As Kampo medicines contain pharmacologically active ingredients, they can also cause adverse effects and might interact with synthetic drugs. Yet, the risks of Kampo are currently woefully under-investigated. And this is why an analysis of adverse events associated with Kampo formulations that was just published is particularly important.

The researchers obtained reports of adverse events associated with ethical Kampo formulations from the domestic adverse-event data from July 30, 2003, to March 31, 2018. Adverse events were then categorized, and the relationships between categories of adverse events and crude drugs were analysed.

There were 4,232 reported adverse events associated with Kampo. They related to liver injury, 1,193; lung injury, 1,177; pseudoaldosteronism, 889; mesenteric phlebosclerosis, 223; drug eruption, 185; and others, 565. Among events related to both liver injury and lung injury, approximately 70% were suspected to be induced by Kampo formulations containing Scutellariae Radix.

▶ [Data listing]

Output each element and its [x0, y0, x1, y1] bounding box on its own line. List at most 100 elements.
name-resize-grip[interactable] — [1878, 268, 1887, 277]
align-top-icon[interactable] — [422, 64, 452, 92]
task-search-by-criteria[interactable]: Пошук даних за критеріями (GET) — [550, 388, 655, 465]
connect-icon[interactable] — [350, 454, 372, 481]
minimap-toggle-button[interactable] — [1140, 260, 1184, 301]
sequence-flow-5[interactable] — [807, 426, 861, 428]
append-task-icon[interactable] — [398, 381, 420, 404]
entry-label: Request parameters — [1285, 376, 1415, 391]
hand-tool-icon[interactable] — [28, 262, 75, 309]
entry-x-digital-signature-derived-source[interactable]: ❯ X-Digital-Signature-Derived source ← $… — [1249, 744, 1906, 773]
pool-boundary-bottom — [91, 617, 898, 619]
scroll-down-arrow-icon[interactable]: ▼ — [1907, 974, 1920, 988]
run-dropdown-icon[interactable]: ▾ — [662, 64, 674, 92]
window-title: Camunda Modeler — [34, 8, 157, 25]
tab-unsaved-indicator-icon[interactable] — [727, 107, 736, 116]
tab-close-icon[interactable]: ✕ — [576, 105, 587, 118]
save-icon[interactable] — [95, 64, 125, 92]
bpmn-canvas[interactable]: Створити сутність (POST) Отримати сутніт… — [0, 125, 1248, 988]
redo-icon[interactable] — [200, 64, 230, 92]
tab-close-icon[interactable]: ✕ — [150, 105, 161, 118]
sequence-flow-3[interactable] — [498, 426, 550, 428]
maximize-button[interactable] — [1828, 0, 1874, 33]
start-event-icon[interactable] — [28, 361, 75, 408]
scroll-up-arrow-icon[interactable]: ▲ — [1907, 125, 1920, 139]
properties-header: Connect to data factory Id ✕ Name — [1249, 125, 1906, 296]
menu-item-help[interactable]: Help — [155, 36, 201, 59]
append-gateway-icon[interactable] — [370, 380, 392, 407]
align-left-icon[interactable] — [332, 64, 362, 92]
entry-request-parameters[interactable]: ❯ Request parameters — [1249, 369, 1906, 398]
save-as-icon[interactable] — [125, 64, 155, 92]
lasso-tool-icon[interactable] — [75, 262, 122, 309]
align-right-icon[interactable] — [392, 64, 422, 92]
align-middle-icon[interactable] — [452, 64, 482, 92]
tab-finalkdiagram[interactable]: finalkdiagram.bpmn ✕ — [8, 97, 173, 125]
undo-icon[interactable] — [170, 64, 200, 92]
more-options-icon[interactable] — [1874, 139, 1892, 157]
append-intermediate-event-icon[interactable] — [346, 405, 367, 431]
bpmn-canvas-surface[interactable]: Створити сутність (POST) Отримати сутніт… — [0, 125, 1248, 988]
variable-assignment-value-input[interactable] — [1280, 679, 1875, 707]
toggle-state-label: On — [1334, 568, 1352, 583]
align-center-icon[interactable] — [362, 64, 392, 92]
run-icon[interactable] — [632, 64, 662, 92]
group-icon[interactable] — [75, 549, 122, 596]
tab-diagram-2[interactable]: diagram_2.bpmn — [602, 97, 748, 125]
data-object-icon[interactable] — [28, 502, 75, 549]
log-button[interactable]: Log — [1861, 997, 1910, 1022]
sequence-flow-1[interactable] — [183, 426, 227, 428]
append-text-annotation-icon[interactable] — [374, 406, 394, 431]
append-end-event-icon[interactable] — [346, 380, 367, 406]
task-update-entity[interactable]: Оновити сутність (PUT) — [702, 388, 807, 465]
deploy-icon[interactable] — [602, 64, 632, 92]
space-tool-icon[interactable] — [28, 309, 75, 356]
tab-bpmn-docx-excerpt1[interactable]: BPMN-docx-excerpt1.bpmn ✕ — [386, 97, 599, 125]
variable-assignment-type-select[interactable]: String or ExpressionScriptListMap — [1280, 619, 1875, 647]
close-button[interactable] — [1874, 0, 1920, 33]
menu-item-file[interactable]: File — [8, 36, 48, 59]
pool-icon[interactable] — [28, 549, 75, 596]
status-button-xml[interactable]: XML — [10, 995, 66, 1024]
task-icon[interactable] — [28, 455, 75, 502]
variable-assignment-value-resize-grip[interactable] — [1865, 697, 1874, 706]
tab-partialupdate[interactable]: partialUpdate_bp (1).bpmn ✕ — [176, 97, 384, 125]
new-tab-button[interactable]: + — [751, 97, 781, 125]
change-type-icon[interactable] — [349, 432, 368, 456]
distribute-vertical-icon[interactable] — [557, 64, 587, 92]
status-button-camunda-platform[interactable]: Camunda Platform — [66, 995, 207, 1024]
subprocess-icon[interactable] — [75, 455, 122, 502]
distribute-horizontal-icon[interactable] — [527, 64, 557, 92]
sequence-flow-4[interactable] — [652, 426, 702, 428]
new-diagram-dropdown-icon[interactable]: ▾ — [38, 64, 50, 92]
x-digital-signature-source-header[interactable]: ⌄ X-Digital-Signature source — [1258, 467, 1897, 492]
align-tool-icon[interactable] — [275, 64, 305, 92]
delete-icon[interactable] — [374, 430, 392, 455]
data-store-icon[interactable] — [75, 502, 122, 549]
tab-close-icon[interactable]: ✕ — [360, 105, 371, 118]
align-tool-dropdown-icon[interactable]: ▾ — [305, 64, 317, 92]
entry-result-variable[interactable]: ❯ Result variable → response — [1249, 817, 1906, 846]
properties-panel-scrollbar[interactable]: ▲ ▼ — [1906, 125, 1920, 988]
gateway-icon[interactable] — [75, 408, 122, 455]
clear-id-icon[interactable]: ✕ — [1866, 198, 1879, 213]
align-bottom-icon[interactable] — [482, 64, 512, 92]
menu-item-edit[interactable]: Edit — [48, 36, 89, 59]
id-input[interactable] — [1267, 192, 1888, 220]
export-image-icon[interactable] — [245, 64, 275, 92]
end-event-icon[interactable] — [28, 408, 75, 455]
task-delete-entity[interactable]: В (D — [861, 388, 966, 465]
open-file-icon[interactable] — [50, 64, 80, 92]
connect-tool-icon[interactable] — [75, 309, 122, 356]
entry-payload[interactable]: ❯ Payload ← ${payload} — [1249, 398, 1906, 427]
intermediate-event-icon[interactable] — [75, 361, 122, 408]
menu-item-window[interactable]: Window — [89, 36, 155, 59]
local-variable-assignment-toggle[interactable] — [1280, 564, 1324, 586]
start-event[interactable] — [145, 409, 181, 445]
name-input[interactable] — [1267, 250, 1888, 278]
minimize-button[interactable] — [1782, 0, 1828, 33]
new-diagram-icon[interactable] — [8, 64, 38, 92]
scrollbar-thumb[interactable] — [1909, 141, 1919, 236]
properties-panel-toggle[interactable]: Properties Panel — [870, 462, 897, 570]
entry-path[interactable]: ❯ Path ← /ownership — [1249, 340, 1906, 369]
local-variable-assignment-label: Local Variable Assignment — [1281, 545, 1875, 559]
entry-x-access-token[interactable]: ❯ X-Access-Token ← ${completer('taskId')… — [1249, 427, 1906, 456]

▶ [What to produce] Print the entire passage on adverse events linked to Kampo medicines, word for word. The entries are separate material and have no connection to the Kampo passage.

▶ [Task solution]
As Kampo medicines contain pharmacologically active ingredients, they can also cause adverse effects and might interact with synthetic drugs. Yet, the risks of Kampo are currently woefully under-investigated. And this is why an analysis of adverse events associated with Kampo formulations that was just published is particularly important.

The researchers obtained reports of adverse events associated with ethical Kampo formulations from the domestic adverse-event data from July 30, 2003, to March 31, 2018. Adverse events were then categorized, and the relationships between categories of adverse events and crude drugs were analysed.

There were 4,232 reported adverse events associated with Kampo. They related to liver injury, 1,193; lung injury, 1,177; pseudoaldosteronism, 889; mesenteric phlebosclerosis, 223; drug eruption, 185; and others, 565. Among events related to both liver injury and lung injury, approximately 70% were suspected to be induced by Kampo formulations containing Scutellariae Radix.